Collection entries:
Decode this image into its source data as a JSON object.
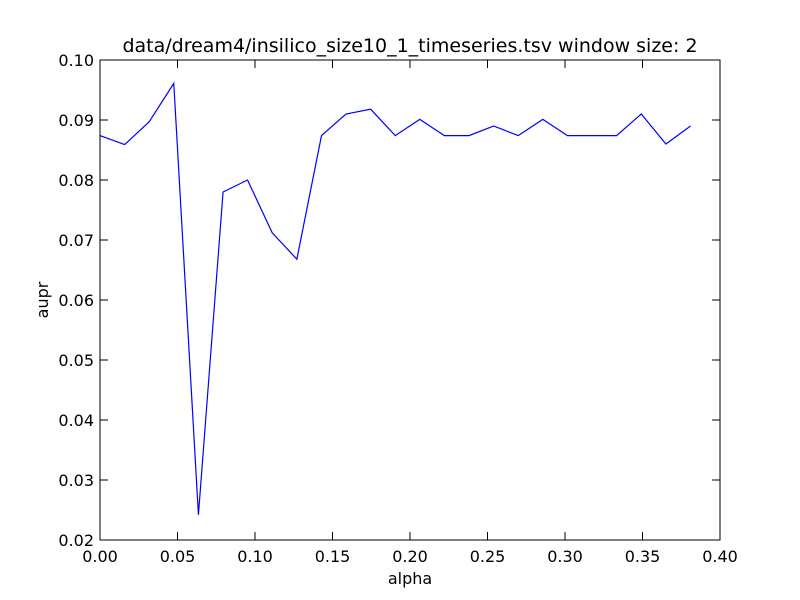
{
  "chart_data": {
    "type": "line",
    "title": "data/dream4/insilico_size10_1_timeseries.tsv window size: 2",
    "xlabel": "alpha",
    "ylabel": "aupr",
    "xlim": [
      0.0,
      0.4
    ],
    "ylim": [
      0.02,
      0.1
    ],
    "xticks": [
      "0.00",
      "0.05",
      "0.10",
      "0.15",
      "0.20",
      "0.25",
      "0.30",
      "0.35",
      "0.40"
    ],
    "yticks": [
      "0.02",
      "0.03",
      "0.04",
      "0.05",
      "0.06",
      "0.07",
      "0.08",
      "0.09",
      "0.10"
    ],
    "grid": false,
    "line_color": "#0000ff",
    "series": [
      {
        "x": [
          0.0,
          0.0159,
          0.0317,
          0.0476,
          0.0635,
          0.0794,
          0.0952,
          0.1111,
          0.127,
          0.1429,
          0.1587,
          0.1746,
          0.1905,
          0.2063,
          0.2222,
          0.2381,
          0.254,
          0.2698,
          0.2857,
          0.3016,
          0.3175,
          0.3333,
          0.3492,
          0.3651,
          0.381
        ],
        "y": [
          0.0874,
          0.0859,
          0.0897,
          0.0961,
          0.0242,
          0.078,
          0.08,
          0.0712,
          0.0668,
          0.0874,
          0.091,
          0.0918,
          0.0874,
          0.0901,
          0.0874,
          0.0874,
          0.089,
          0.0874,
          0.0901,
          0.0874,
          0.0874,
          0.0874,
          0.091,
          0.086,
          0.089
        ]
      }
    ]
  }
}
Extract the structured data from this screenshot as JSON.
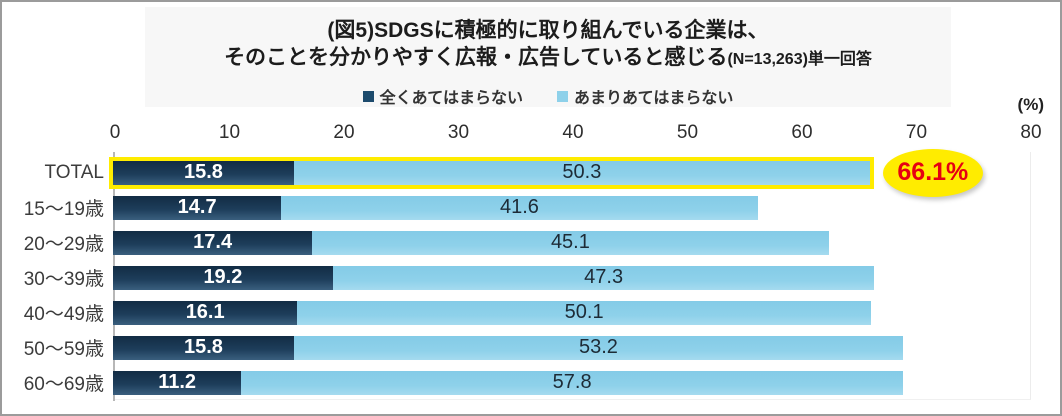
{
  "title": {
    "line1": "(図5)SDGSに積極的に取り組んでいる企業は、",
    "line2": "そのことを分かりやすく広報・広告していると感じる",
    "sample_size": "(N=13,263)単一回答"
  },
  "unit_label": "(%)",
  "legend": {
    "items": [
      {
        "label": "全くあてはまらない",
        "color": "#1d4b6d"
      },
      {
        "label": "あまりあてはまらない",
        "color": "#8ed1ea"
      }
    ]
  },
  "annotation": {
    "text": "66.1%",
    "target_category": "TOTAL",
    "bg_color": "#ffec00",
    "text_color": "#e60012"
  },
  "highlight": {
    "target_category": "TOTAL",
    "border_color": "#ffec00"
  },
  "chart_data": {
    "type": "bar",
    "orientation": "horizontal",
    "stacked": true,
    "title": "(図5)SDGSに積極的に取り組んでいる企業は、そのことを分かりやすく広報・広告していると感じる(N=13,263)単一回答",
    "categories": [
      "TOTAL",
      "15〜19歳",
      "20〜29歳",
      "30〜39歳",
      "40〜49歳",
      "50〜59歳",
      "60〜69歳"
    ],
    "series": [
      {
        "name": "全くあてはまらない",
        "color_dark": true,
        "values": [
          15.8,
          14.7,
          17.4,
          19.2,
          16.1,
          15.8,
          11.2
        ]
      },
      {
        "name": "あまりあてはまらない",
        "color_dark": false,
        "values": [
          50.3,
          41.6,
          45.1,
          47.3,
          50.1,
          53.2,
          57.8
        ]
      }
    ],
    "stack_totals": [
      66.1,
      56.3,
      62.5,
      66.5,
      66.2,
      69.0,
      69.0
    ],
    "highlighted_category": "TOTAL",
    "x_ticks": [
      0,
      10,
      20,
      30,
      40,
      50,
      60,
      70,
      80
    ],
    "xlim": [
      0,
      80
    ],
    "x_unit": "(%)",
    "legend_position": "top",
    "grid": false
  }
}
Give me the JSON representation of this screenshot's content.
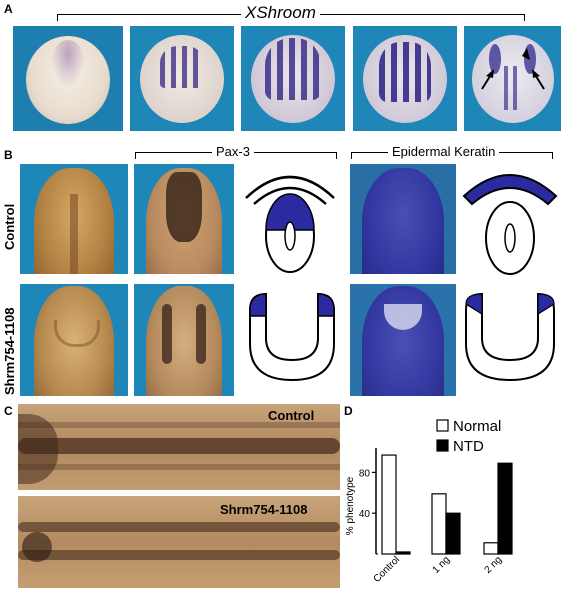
{
  "panel_a": {
    "letter": "A",
    "gene_label": "XShroom"
  },
  "panel_b": {
    "letter": "B",
    "marker_1": "Pax-3",
    "marker_2": "Epidermal Keratin",
    "row_1": "Control",
    "row_2": "Shrm754-1108"
  },
  "panel_c": {
    "letter": "C",
    "label_top": "Control",
    "label_bottom": "Shrm754-1108"
  },
  "panel_d": {
    "letter": "D",
    "ylabel": "% phenotype"
  },
  "colors": {
    "normal": "#ffffff",
    "ntd": "#000000",
    "stain": "#2a2a9a",
    "photo_bg": "#1f86b8"
  },
  "chart_data": {
    "type": "bar",
    "categories": [
      "Control",
      "1 ng",
      "2 ng"
    ],
    "series": [
      {
        "name": "Normal",
        "values": [
          97,
          59,
          11
        ]
      },
      {
        "name": "NTD",
        "values": [
          2,
          40,
          89
        ]
      }
    ],
    "ylabel": "% phenotype",
    "yticks": [
      "40",
      "80"
    ],
    "ylim": [
      0,
      100
    ],
    "legend": "top-right"
  }
}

■ What the task requires ■
Search the records above for the string "広告していると感じる". Copy every line that contains it.

■ Response to the exercise ■
    "line2": "そのことを分かりやすく広報・広告していると感じる",
    "title": "(図5)SDGSに積極的に取り組んでいる企業は、そのことを分かりやすく広報・広告していると感じる(N=13,263)単一回答",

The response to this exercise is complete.